How to pick a Supreme Court Justice
Published 10:03 am Friday, July 17, 2009
There is already in place a short course on how NOT to pick a Supreme Court Justice. It is the exercise in Senate confirmation that we are now witnessing.
As a social ritual it is filled with storm and fury but considerably light on reason and common sense.
The current process has the President name a nominee and follows the constitutionally dictated path to the Senate for advice and consent.
This is not an insignificant task, since the nominee, if approved by the Senate, will have a lifetime seat on a court that occasionally shapes the nation by its interpretation of our laws and constitution.
The nominee, if selected by a Republican president, is expected to hold Republican values which, in recent times, would mean a respect for big government and big business and a casual disregard for individual rights.
If a Democratic president is in office the candidate is expected to value big government as well, but individual rights to a far greater degree than a Republican nominee, and big business rights not so much.
While these generalizations may certainly vary from candidate to candidate, they serve to establish a baseline for any nominee prior to academic credentials or experience.
In fact, credentials seem significantly less important to many senators than do the political positions held by the candidate. For example, Clarence Thomas had little to offer in terms of judicial experience, but a great deal to offer in terms of his conservative perspective of the law and the constitution.
Once the nominee is named by the president, the new nominee is critiqued by the loyal opposition in the media and supported, though somewhat less, by the party in office. Essentially, the candidate is nicked and scratched before their hearing in front of the Senate Judiciary Committee.
When the Judiciary Committee meets it is a televised event, a made for TV setting where theater is significantly more important than content. Opponents hope to ask questions that will either embarrass the candidate or result in the candidate making a headline setting but injudicious remark. In contrast, supporters, those of the party in power, ask innocuous questions designed to flatter the candidate or extol their virtues.
None of this results, generally, in any information exchange of meaning between the candidate and the Senate. As a result of rancorous hearings in recent years, candidates no longer share their views on key public issues.
You are more likely to have revealed the KFC secret recipe than find out Judge Sotomayor’s views on abortion, the right to bear arms, or freedom of speech.
Ultimately the candidate is either caught in a fatal TV mistake or confirmed. Hardly a noble process or meaningful outcome.
What is missing is an authentic review of the record of the judge, or an examination of the judge as a person.

================

◆ Required action
Answer these from the article on picking a Supreme Court Justice:
1. Who names the nominee?
2. Which justice does the article say had little to offer in judicial experience?
3. Before which committee does the nominee have a hearing?

================

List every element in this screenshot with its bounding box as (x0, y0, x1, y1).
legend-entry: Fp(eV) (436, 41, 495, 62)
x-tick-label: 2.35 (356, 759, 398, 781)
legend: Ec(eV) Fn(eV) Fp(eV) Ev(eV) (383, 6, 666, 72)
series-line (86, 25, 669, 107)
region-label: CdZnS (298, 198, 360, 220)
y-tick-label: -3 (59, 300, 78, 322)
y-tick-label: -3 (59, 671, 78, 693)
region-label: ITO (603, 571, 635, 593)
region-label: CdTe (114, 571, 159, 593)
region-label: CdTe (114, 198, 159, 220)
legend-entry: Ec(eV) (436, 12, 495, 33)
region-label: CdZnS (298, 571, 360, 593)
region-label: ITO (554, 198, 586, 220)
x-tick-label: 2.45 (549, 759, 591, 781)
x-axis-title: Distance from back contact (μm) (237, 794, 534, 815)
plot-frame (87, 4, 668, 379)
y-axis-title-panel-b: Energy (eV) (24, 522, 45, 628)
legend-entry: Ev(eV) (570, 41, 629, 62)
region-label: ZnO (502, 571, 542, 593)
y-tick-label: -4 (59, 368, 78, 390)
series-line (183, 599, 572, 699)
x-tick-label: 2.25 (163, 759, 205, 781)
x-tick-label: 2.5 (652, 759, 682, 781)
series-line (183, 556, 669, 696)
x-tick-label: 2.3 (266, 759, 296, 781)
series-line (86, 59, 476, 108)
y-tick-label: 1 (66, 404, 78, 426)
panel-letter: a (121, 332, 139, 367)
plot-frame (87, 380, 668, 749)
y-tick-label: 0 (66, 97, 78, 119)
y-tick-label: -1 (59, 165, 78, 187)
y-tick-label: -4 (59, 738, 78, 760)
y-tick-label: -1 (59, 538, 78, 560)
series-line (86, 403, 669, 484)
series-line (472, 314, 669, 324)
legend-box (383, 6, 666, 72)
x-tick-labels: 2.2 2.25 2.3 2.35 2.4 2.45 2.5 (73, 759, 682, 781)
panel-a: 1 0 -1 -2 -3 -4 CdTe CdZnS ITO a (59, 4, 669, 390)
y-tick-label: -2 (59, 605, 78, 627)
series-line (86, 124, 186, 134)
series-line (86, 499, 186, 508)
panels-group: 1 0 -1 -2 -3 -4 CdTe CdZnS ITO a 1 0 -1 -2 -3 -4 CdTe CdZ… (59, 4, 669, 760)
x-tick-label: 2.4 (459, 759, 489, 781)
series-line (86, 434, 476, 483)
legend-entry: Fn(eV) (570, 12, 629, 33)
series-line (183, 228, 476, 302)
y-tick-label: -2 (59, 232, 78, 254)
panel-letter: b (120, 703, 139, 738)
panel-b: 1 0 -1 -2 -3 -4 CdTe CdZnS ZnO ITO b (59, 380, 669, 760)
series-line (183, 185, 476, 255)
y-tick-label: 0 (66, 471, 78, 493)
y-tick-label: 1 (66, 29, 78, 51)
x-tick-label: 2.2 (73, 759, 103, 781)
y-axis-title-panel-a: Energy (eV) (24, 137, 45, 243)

================

◆ Answer below
1. The President
2. Clarence Thomas
3. The Senate Judiciary Committee